-- begin Data --

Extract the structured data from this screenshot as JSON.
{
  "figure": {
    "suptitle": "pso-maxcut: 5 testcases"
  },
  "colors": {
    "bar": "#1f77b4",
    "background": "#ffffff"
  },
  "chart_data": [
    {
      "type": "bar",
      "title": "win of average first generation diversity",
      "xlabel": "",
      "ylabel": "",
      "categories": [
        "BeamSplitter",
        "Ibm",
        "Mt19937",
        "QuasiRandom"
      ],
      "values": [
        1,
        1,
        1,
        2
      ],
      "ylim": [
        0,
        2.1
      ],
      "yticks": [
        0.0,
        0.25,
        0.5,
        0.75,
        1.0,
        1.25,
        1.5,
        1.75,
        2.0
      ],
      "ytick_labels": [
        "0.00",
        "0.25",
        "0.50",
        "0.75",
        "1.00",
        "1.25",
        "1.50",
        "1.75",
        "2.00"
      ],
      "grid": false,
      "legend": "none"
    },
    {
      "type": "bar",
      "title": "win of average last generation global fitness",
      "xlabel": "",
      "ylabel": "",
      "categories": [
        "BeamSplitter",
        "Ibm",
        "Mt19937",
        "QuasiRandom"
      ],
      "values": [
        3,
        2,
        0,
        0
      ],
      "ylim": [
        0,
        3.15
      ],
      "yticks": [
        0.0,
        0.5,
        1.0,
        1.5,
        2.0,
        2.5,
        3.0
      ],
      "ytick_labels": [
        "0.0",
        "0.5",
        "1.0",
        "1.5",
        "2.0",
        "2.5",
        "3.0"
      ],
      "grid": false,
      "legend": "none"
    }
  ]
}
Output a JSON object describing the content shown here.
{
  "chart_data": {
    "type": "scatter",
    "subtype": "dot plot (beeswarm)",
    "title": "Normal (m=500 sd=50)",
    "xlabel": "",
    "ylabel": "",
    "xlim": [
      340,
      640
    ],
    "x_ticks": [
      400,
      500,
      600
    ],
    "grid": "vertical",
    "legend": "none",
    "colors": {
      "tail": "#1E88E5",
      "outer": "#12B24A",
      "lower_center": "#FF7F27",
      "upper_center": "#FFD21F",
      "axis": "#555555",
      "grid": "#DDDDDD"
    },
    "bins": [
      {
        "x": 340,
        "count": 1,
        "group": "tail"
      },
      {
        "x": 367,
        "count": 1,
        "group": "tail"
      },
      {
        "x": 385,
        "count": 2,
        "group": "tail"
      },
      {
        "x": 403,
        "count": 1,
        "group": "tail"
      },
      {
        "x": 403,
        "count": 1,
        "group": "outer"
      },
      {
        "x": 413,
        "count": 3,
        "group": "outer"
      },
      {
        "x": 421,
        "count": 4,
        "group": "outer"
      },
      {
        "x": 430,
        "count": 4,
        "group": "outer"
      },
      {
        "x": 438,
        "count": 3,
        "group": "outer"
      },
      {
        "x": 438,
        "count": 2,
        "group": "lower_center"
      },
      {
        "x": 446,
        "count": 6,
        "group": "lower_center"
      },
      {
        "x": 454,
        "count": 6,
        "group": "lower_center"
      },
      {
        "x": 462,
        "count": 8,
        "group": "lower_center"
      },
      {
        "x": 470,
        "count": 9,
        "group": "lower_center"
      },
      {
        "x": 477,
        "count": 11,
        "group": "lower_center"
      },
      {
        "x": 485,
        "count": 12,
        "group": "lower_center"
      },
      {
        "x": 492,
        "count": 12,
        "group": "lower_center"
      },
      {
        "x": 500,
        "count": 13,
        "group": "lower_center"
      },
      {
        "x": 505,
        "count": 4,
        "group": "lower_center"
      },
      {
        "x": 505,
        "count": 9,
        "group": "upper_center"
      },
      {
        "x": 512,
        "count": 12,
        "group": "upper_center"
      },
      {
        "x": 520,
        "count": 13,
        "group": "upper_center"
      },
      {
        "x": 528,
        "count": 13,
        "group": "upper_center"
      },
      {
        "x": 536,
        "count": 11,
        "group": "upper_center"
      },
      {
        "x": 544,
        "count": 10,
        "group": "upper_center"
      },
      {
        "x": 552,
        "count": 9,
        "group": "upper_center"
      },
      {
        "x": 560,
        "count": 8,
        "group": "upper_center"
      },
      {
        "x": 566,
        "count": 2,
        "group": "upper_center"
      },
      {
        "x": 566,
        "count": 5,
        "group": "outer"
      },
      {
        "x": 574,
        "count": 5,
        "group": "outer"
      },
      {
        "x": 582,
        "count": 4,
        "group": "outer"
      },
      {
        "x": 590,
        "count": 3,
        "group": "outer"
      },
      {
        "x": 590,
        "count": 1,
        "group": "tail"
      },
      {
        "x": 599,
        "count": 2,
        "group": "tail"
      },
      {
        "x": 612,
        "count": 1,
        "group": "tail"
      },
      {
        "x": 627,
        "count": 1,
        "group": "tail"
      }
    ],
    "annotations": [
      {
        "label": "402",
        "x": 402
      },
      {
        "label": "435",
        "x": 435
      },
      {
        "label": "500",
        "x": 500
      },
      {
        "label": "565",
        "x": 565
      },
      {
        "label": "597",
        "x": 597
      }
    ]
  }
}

-- end Data --

Extract the data in full. Keep it word for word.

Extract the structured data from this screenshot as JSON.
{
  "figure": {
    "suptitle": "pso-maxcut: 5 testcases"
  },
  "colors": {
    "bar": "#1f77b4",
    "background": "#ffffff"
  },
  "chart_data": [
    {
      "type": "bar",
      "title": "win of average first generation diversity",
      "xlabel": "",
      "ylabel": "",
      "categories": [
        "BeamSplitter",
        "Ibm",
        "Mt19937",
        "QuasiRandom"
      ],
      "values": [
        1,
        1,
        1,
        2
      ],
      "ylim": [
        0,
        2.1
      ],
      "yticks": [
        0.0,
        0.25,
        0.5,
        0.75,
        1.0,
        1.25,
        1.5,
        1.75,
        2.0
      ],
      "ytick_labels": [
        "0.00",
        "0.25",
        "0.50",
        "0.75",
        "1.00",
        "1.25",
        "1.50",
        "1.75",
        "2.00"
      ],
      "grid": false,
      "legend": "none"
    },
    {
      "type": "bar",
      "title": "win of average last generation global fitness",
      "xlabel": "",
      "ylabel": "",
      "categories": [
        "BeamSplitter",
        "Ibm",
        "Mt19937",
        "QuasiRandom"
      ],
      "values": [
        3,
        2,
        0,
        0
      ],
      "ylim": [
        0,
        3.15
      ],
      "yticks": [
        0.0,
        0.5,
        1.0,
        1.5,
        2.0,
        2.5,
        3.0
      ],
      "ytick_labels": [
        "0.0",
        "0.5",
        "1.0",
        "1.5",
        "2.0",
        "2.5",
        "3.0"
      ],
      "grid": false,
      "legend": "none"
    }
  ]
}
Output a JSON object describing the content shown here.
{
  "chart_data": {
    "type": "scatter",
    "subtype": "dot plot (beeswarm)",
    "title": "Normal (m=500 sd=50)",
    "xlabel": "",
    "ylabel": "",
    "xlim": [
      340,
      640
    ],
    "x_ticks": [
      400,
      500,
      600
    ],
    "grid": "vertical",
    "legend": "none",
    "colors": {
      "tail": "#1E88E5",
      "outer": "#12B24A",
      "lower_center": "#FF7F27",
      "upper_center": "#FFD21F",
      "axis": "#555555",
      "grid": "#DDDDDD"
    },
    "bins": [
      {
        "x": 340,
        "count": 1,
        "group": "tail"
      },
      {
        "x": 367,
        "count": 1,
        "group": "tail"
      },
      {
        "x": 385,
        "count": 2,
        "group": "tail"
      },
      {
        "x": 403,
        "count": 1,
        "group": "tail"
      },
      {
        "x": 403,
        "count": 1,
        "group": "outer"
      },
      {
        "x": 413,
        "count": 3,
        "group": "outer"
      },
      {
        "x": 421,
        "count": 4,
        "group": "outer"
      },
      {
        "x": 430,
        "count": 4,
        "group": "outer"
      },
      {
        "x": 438,
        "count": 3,
        "group": "outer"
      },
      {
        "x": 438,
        "count": 2,
        "group": "lower_center"
      },
      {
        "x": 446,
        "count": 6,
        "group": "lower_center"
      },
      {
        "x": 454,
        "count": 6,
        "group": "lower_center"
      },
      {
        "x": 462,
        "count": 8,
        "group": "lower_center"
      },
      {
        "x": 470,
        "count": 9,
        "group": "lower_center"
      },
      {
        "x": 477,
        "count": 11,
        "group": "lower_center"
      },
      {
        "x": 485,
        "count": 12,
        "group": "lower_center"
      },
      {
        "x": 492,
        "count": 12,
        "group": "lower_center"
      },
      {
        "x": 500,
        "count": 13,
        "group": "lower_center"
      },
      {
        "x": 505,
        "count": 4,
        "group": "lower_center"
      },
      {
        "x": 505,
        "count": 9,
        "group": "upper_center"
      },
      {
        "x": 512,
        "count": 12,
        "group": "upper_center"
      },
      {
        "x": 520,
        "count": 13,
        "group": "upper_center"
      },
      {
        "x": 528,
        "count": 13,
        "group": "upper_center"
      },
      {
        "x": 536,
        "count": 11,
        "group": "upper_center"
      },
      {
        "x": 544,
        "count": 10,
        "group": "upper_center"
      },
      {
        "x": 552,
        "count": 9,
        "group": "upper_center"
      },
      {
        "x": 560,
        "count": 8,
        "group": "upper_center"
      },
      {
        "x": 566,
        "count": 2,
        "group": "upper_center"
      },
      {
        "x": 566,
        "count": 5,
        "group": "outer"
      },
      {
        "x": 574,
        "count": 5,
        "group": "outer"
      },
      {
        "x": 582,
        "count": 4,
        "group": "outer"
      },
      {
        "x": 590,
        "count": 3,
        "group": "outer"
      },
      {
        "x": 590,
        "count": 1,
        "group": "tail"
      },
      {
        "x": 599,
        "count": 2,
        "group": "tail"
      },
      {
        "x": 612,
        "count": 1,
        "group": "tail"
      },
      {
        "x": 627,
        "count": 1,
        "group": "tail"
      }
    ],
    "annotations": [
      {
        "label": "402",
        "x": 402
      },
      {
        "label": "435",
        "x": 435
      },
      {
        "label": "500",
        "x": 500
      },
      {
        "label": "565",
        "x": 565
      },
      {
        "label": "597",
        "x": 597
      }
    ]
  }
}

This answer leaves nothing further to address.